§ **WRITTEN PROBLEM**
Quote every line of the material beneath this one.

[Dataset entries on figures]
------

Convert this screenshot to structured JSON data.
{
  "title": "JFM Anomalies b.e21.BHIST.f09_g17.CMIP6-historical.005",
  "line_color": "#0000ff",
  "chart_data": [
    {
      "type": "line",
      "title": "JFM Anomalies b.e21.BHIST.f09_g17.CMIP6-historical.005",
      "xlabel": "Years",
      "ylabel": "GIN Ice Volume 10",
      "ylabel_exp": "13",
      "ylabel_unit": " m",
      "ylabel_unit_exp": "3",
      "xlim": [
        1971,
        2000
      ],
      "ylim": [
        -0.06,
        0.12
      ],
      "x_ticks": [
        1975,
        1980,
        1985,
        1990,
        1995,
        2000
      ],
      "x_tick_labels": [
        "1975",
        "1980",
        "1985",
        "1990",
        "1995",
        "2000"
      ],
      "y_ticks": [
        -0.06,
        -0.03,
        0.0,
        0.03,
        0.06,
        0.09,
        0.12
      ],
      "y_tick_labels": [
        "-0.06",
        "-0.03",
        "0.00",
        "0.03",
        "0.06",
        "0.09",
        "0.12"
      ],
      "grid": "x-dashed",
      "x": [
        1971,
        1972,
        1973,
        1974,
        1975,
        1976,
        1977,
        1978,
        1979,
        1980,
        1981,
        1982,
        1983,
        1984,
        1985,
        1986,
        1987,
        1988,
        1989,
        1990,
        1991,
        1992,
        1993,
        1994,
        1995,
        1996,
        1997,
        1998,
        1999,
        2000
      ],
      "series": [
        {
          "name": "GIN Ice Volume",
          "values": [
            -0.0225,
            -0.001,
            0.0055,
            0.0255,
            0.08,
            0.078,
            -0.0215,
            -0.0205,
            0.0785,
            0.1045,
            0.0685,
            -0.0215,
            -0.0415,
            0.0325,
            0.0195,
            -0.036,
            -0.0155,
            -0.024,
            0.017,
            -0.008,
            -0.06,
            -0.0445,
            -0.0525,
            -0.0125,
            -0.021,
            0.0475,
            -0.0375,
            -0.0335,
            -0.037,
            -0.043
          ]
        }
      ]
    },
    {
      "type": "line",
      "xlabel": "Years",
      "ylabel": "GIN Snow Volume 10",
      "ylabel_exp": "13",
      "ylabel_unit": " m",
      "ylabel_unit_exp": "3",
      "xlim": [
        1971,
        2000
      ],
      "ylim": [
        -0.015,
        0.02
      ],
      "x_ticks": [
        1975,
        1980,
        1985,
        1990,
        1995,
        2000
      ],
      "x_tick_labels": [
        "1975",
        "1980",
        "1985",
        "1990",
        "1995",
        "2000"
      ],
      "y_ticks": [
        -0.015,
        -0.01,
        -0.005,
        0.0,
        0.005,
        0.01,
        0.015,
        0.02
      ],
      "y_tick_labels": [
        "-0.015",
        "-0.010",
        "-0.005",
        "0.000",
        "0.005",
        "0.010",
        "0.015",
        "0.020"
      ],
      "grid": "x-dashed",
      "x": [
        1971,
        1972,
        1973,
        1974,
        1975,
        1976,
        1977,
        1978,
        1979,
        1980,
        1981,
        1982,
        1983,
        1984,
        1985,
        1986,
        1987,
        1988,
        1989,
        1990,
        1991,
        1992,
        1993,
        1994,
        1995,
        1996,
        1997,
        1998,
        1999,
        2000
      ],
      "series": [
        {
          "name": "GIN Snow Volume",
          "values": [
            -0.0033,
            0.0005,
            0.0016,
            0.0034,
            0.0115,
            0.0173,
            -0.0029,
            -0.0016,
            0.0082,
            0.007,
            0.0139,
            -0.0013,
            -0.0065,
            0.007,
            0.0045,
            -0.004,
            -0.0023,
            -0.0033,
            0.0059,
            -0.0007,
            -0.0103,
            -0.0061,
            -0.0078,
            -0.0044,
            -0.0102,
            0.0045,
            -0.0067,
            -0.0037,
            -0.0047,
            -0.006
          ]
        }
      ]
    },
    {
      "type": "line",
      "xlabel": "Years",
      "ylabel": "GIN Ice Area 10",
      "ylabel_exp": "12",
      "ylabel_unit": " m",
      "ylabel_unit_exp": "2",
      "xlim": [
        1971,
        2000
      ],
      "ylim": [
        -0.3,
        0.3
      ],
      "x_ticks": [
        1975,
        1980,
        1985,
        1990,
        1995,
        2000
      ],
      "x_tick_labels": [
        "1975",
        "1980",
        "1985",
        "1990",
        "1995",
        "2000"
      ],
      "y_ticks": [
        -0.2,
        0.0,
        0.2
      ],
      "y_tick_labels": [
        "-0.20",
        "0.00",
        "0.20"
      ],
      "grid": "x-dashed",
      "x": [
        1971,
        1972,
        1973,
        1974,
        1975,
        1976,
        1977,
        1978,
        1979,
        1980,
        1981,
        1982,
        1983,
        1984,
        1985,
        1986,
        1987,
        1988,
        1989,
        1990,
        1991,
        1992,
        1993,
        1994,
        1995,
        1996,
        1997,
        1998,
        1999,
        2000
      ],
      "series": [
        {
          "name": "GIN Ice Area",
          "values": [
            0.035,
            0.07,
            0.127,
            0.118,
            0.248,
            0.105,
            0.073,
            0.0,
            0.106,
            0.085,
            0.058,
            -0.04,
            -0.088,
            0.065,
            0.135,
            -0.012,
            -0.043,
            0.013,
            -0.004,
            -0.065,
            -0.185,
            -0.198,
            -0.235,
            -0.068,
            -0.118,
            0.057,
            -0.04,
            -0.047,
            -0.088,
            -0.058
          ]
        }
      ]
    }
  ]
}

------

§ **REPLY TO THE TASK**
Convert this screenshot to structured JSON data.
{
  "title": "JFM Anomalies b.e21.BHIST.f09_g17.CMIP6-historical.005",
  "line_color": "#0000ff",
  "chart_data": [
    {
      "type": "line",
      "title": "JFM Anomalies b.e21.BHIST.f09_g17.CMIP6-historical.005",
      "xlabel": "Years",
      "ylabel": "GIN Ice Volume 10",
      "ylabel_exp": "13",
      "ylabel_unit": " m",
      "ylabel_unit_exp": "3",
      "xlim": [
        1971,
        2000
      ],
      "ylim": [
        -0.06,
        0.12
      ],
      "x_ticks": [
        1975,
        1980,
        1985,
        1990,
        1995,
        2000
      ],
      "x_tick_labels": [
        "1975",
        "1980",
        "1985",
        "1990",
        "1995",
        "2000"
      ],
      "y_ticks": [
        -0.06,
        -0.03,
        0.0,
        0.03,
        0.06,
        0.09,
        0.12
      ],
      "y_tick_labels": [
        "-0.06",
        "-0.03",
        "0.00",
        "0.03",
        "0.06",
        "0.09",
        "0.12"
      ],
      "grid": "x-dashed",
      "x": [
        1971,
        1972,
        1973,
        1974,
        1975,
        1976,
        1977,
        1978,
        1979,
        1980,
        1981,
        1982,
        1983,
        1984,
        1985,
        1986,
        1987,
        1988,
        1989,
        1990,
        1991,
        1992,
        1993,
        1994,
        1995,
        1996,
        1997,
        1998,
        1999,
        2000
      ],
      "series": [
        {
          "name": "GIN Ice Volume",
          "values": [
            -0.0225,
            -0.001,
            0.0055,
            0.0255,
            0.08,
            0.078,
            -0.0215,
            -0.0205,
            0.0785,
            0.1045,
            0.0685,
            -0.0215,
            -0.0415,
            0.0325,
            0.0195,
            -0.036,
            -0.0155,
            -0.024,
            0.017,
            -0.008,
            -0.06,
            -0.0445,
            -0.0525,
            -0.0125,
            -0.021,
            0.0475,
            -0.0375,
            -0.0335,
            -0.037,
            -0.043
          ]
        }
      ]
    },
    {
      "type": "line",
      "xlabel": "Years",
      "ylabel": "GIN Snow Volume 10",
      "ylabel_exp": "13",
      "ylabel_unit": " m",
      "ylabel_unit_exp": "3",
      "xlim": [
        1971,
        2000
      ],
      "ylim": [
        -0.015,
        0.02
      ],
      "x_ticks": [
        1975,
        1980,
        1985,
        1990,
        1995,
        2000
      ],
      "x_tick_labels": [
        "1975",
        "1980",
        "1985",
        "1990",
        "1995",
        "2000"
      ],
      "y_ticks": [
        -0.015,
        -0.01,
        -0.005,
        0.0,
        0.005,
        0.01,
        0.015,
        0.02
      ],
      "y_tick_labels": [
        "-0.015",
        "-0.010",
        "-0.005",
        "0.000",
        "0.005",
        "0.010",
        "0.015",
        "0.020"
      ],
      "grid": "x-dashed",
      "x": [
        1971,
        1972,
        1973,
        1974,
        1975,
        1976,
        1977,
        1978,
        1979,
        1980,
        1981,
        1982,
        1983,
        1984,
        1985,
        1986,
        1987,
        1988,
        1989,
        1990,
        1991,
        1992,
        1993,
        1994,
        1995,
        1996,
        1997,
        1998,
        1999,
        2000
      ],
      "series": [
        {
          "name": "GIN Snow Volume",
          "values": [
            -0.0033,
            0.0005,
            0.0016,
            0.0034,
            0.0115,
            0.0173,
            -0.0029,
            -0.0016,
            0.0082,
            0.007,
            0.0139,
            -0.0013,
            -0.0065,
            0.007,
            0.0045,
            -0.004,
            -0.0023,
            -0.0033,
            0.0059,
            -0.0007,
            -0.0103,
            -0.0061,
            -0.0078,
            -0.0044,
            -0.0102,
            0.0045,
            -0.0067,
            -0.0037,
            -0.0047,
            -0.006
          ]
        }
      ]
    },
    {
      "type": "line",
      "xlabel": "Years",
      "ylabel": "GIN Ice Area 10",
      "ylabel_exp": "12",
      "ylabel_unit": " m",
      "ylabel_unit_exp": "2",
      "xlim": [
        1971,
        2000
      ],
      "ylim": [
        -0.3,
        0.3
      ],
      "x_ticks": [
        1975,
        1980,
        1985,
        1990,
        1995,
        2000
      ],
      "x_tick_labels": [
        "1975",
        "1980",
        "1985",
        "1990",
        "1995",
        "2000"
      ],
      "y_ticks": [
        -0.2,
        0.0,
        0.2
      ],
      "y_tick_labels": [
        "-0.20",
        "0.00",
        "0.20"
      ],
      "grid": "x-dashed",
      "x": [
        1971,
        1972,
        1973,
        1974,
        1975,
        1976,
        1977,
        1978,
        1979,
        1980,
        1981,
        1982,
        1983,
        1984,
        1985,
        1986,
        1987,
        1988,
        1989,
        1990,
        1991,
        1992,
        1993,
        1994,
        1995,
        1996,
        1997,
        1998,
        1999,
        2000
      ],
      "series": [
        {
          "name": "GIN Ice Area",
          "values": [
            0.035,
            0.07,
            0.127,
            0.118,
            0.248,
            0.105,
            0.073,
            0.0,
            0.106,
            0.085,
            0.058,
            -0.04,
            -0.088,
            0.065,
            0.135,
            -0.012,
            -0.043,
            0.013,
            -0.004,
            -0.065,
            -0.185,
            -0.198,
            -0.235,
            -0.068,
            -0.118,
            0.057,
            -0.04,
            -0.047,
            -0.088,
            -0.058
          ]
        }
      ]
    }
  ]
}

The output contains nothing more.